MATERIALS PROVIDED.
--- BEGIN ---

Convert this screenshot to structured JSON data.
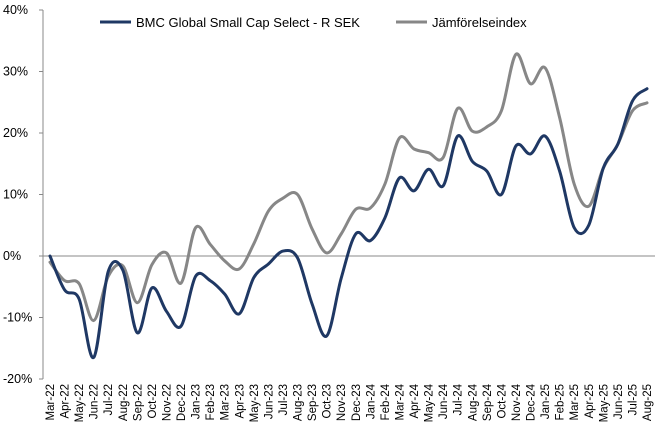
{
  "chart_data": {
    "type": "line",
    "title": "",
    "xlabel": "",
    "ylabel": "",
    "ylim": [
      -20,
      40
    ],
    "yticks": [
      "40%",
      "30%",
      "20%",
      "10%",
      "0%",
      "-10%",
      "-20%"
    ],
    "ytick_values": [
      40,
      30,
      20,
      10,
      0,
      -10,
      -20
    ],
    "legend_position": "top",
    "categories": [
      "Mar-22",
      "Apr-22",
      "May-22",
      "Jun-22",
      "Jul-22",
      "Aug-22",
      "Sep-22",
      "Oct-22",
      "Nov-22",
      "Dec-22",
      "Jan-23",
      "Feb-23",
      "Mar-23",
      "Apr-23",
      "May-23",
      "Jun-23",
      "Jul-23",
      "Aug-23",
      "Sep-23",
      "Oct-23",
      "Nov-23",
      "Dec-23",
      "Jan-24",
      "Feb-24",
      "Mar-24",
      "Apr-24",
      "May-24",
      "Jun-24",
      "Jul-24",
      "Aug-24",
      "Sep-24",
      "Oct-24",
      "Nov-24",
      "Dec-24",
      "Jan-25",
      "Feb-25",
      "Mar-25",
      "Apr-25",
      "May-25",
      "Jun-25",
      "Jul-25",
      "Aug-25"
    ],
    "series": [
      {
        "name": "BMC Global Small Cap Select - R SEK",
        "color": "#1f3864",
        "values": [
          0,
          -5.5,
          -7,
          -16.5,
          -2.5,
          -2.3,
          -12.5,
          -5.2,
          -9,
          -11.4,
          -3.3,
          -4,
          -6.2,
          -9.4,
          -3.5,
          -1.3,
          0.8,
          -0.3,
          -7.8,
          -13,
          -3.6,
          3.6,
          2.5,
          6.2,
          12.7,
          10.6,
          14.1,
          11.4,
          19.5,
          15.4,
          13.8,
          10,
          17.9,
          16.6,
          19.5,
          13.8,
          4.6,
          5,
          14.3,
          18.2,
          25.2,
          27.2
        ]
      },
      {
        "name": "Jämförelseindex",
        "color": "#878787",
        "values": [
          -1,
          -4,
          -4.5,
          -10.5,
          -3.3,
          -1.6,
          -7.6,
          -1.4,
          0.5,
          -4.4,
          4.6,
          1.9,
          -0.8,
          -2.1,
          2,
          7.3,
          9.4,
          10,
          4.4,
          0.5,
          3.6,
          7.6,
          7.8,
          11.7,
          19.2,
          17.4,
          16.8,
          16,
          24,
          20.3,
          21,
          23.6,
          32.8,
          28,
          30.6,
          22.5,
          11.7,
          8.1,
          14.3,
          18.2,
          23.6,
          24.9
        ]
      }
    ]
  }
}
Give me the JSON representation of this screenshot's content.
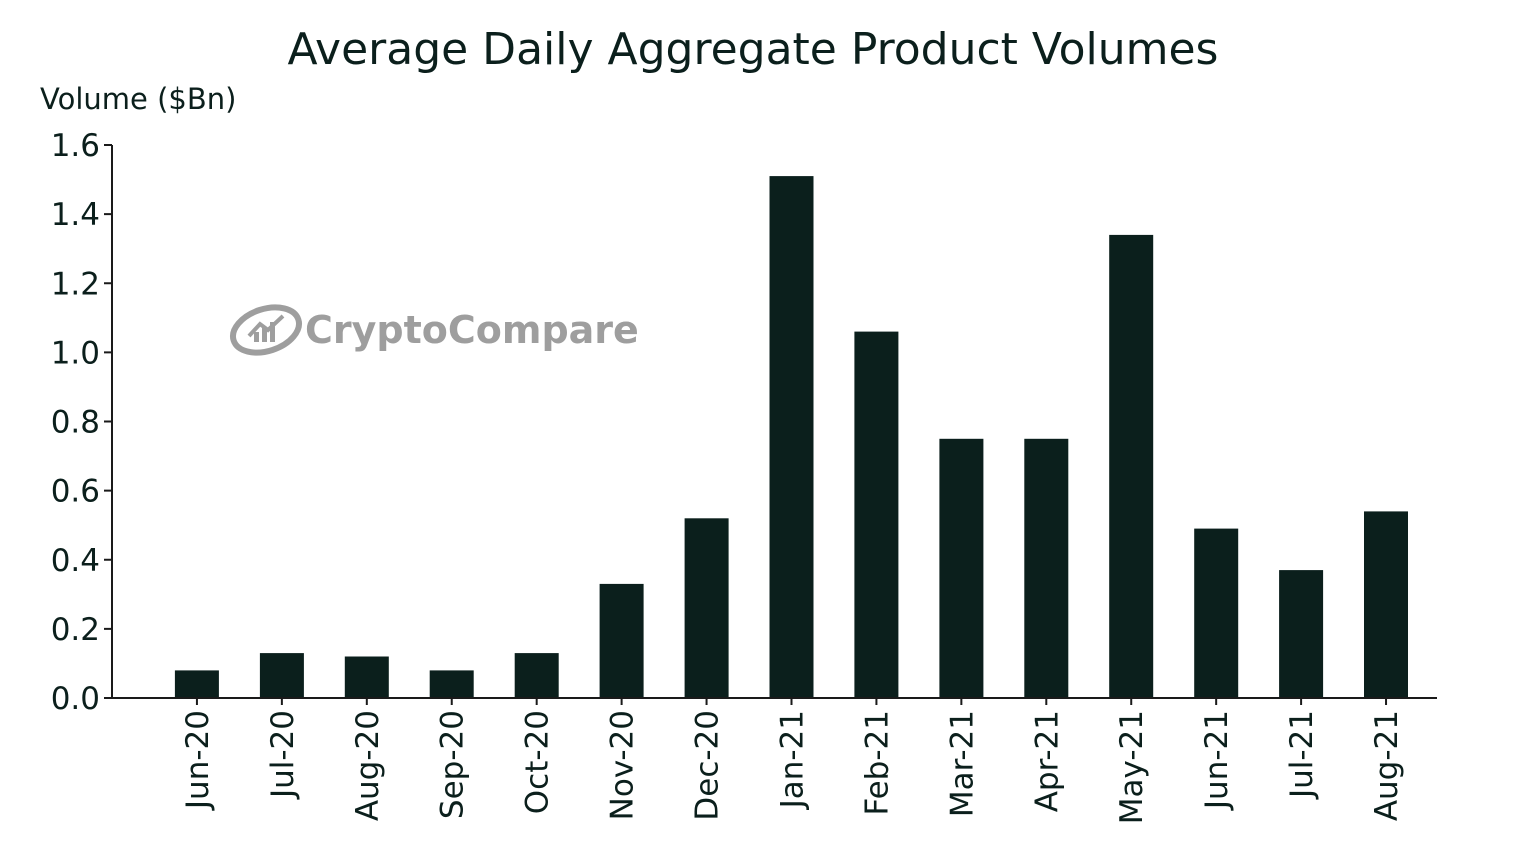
{
  "chart_data": {
    "type": "bar",
    "title": "Average Daily Aggregate Product Volumes",
    "xlabel": "",
    "ylabel": "Volume ($Bn)",
    "ylim": [
      0,
      1.6
    ],
    "yticks": [
      "0.0",
      "0.2",
      "0.4",
      "0.6",
      "0.8",
      "1.0",
      "1.2",
      "1.4",
      "1.6"
    ],
    "categories": [
      "Jun-20",
      "Jul-20",
      "Aug-20",
      "Sep-20",
      "Oct-20",
      "Nov-20",
      "Dec-20",
      "Jan-21",
      "Feb-21",
      "Mar-21",
      "Apr-21",
      "May-21",
      "Jun-21",
      "Jul-21",
      "Aug-21"
    ],
    "values": [
      0.08,
      0.13,
      0.12,
      0.08,
      0.13,
      0.33,
      0.52,
      1.51,
      1.06,
      0.75,
      0.75,
      1.34,
      0.49,
      0.37,
      0.54
    ],
    "grid": false,
    "legend": "none",
    "bar_color": "#0b1f1c",
    "axis_color": "#1a1a1a"
  },
  "watermark": {
    "text": "CryptoCompare",
    "icon": "cryptocompare-logo-icon",
    "color": "#9e9e9e"
  }
}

--- END ---

WHAT IS NEEDED.
Leaving out every picture, copy exactly the lines from the one that contains "Give me the" through the end of the entries above.

TASK RESPONSE.
Give me the JSON representation of this screenshot's content.
{
  "chart_data": {
    "type": "bar",
    "title": "Average Daily Aggregate Product Volumes",
    "xlabel": "",
    "ylabel": "Volume ($Bn)",
    "ylim": [
      0,
      1.6
    ],
    "yticks": [
      "0.0",
      "0.2",
      "0.4",
      "0.6",
      "0.8",
      "1.0",
      "1.2",
      "1.4",
      "1.6"
    ],
    "categories": [
      "Jun-20",
      "Jul-20",
      "Aug-20",
      "Sep-20",
      "Oct-20",
      "Nov-20",
      "Dec-20",
      "Jan-21",
      "Feb-21",
      "Mar-21",
      "Apr-21",
      "May-21",
      "Jun-21",
      "Jul-21",
      "Aug-21"
    ],
    "values": [
      0.08,
      0.13,
      0.12,
      0.08,
      0.13,
      0.33,
      0.52,
      1.51,
      1.06,
      0.75,
      0.75,
      1.34,
      0.49,
      0.37,
      0.54
    ],
    "grid": false,
    "legend": "none",
    "bar_color": "#0b1f1c",
    "axis_color": "#1a1a1a"
  },
  "watermark": {
    "text": "CryptoCompare",
    "icon": "cryptocompare-logo-icon",
    "color": "#9e9e9e"
  }
}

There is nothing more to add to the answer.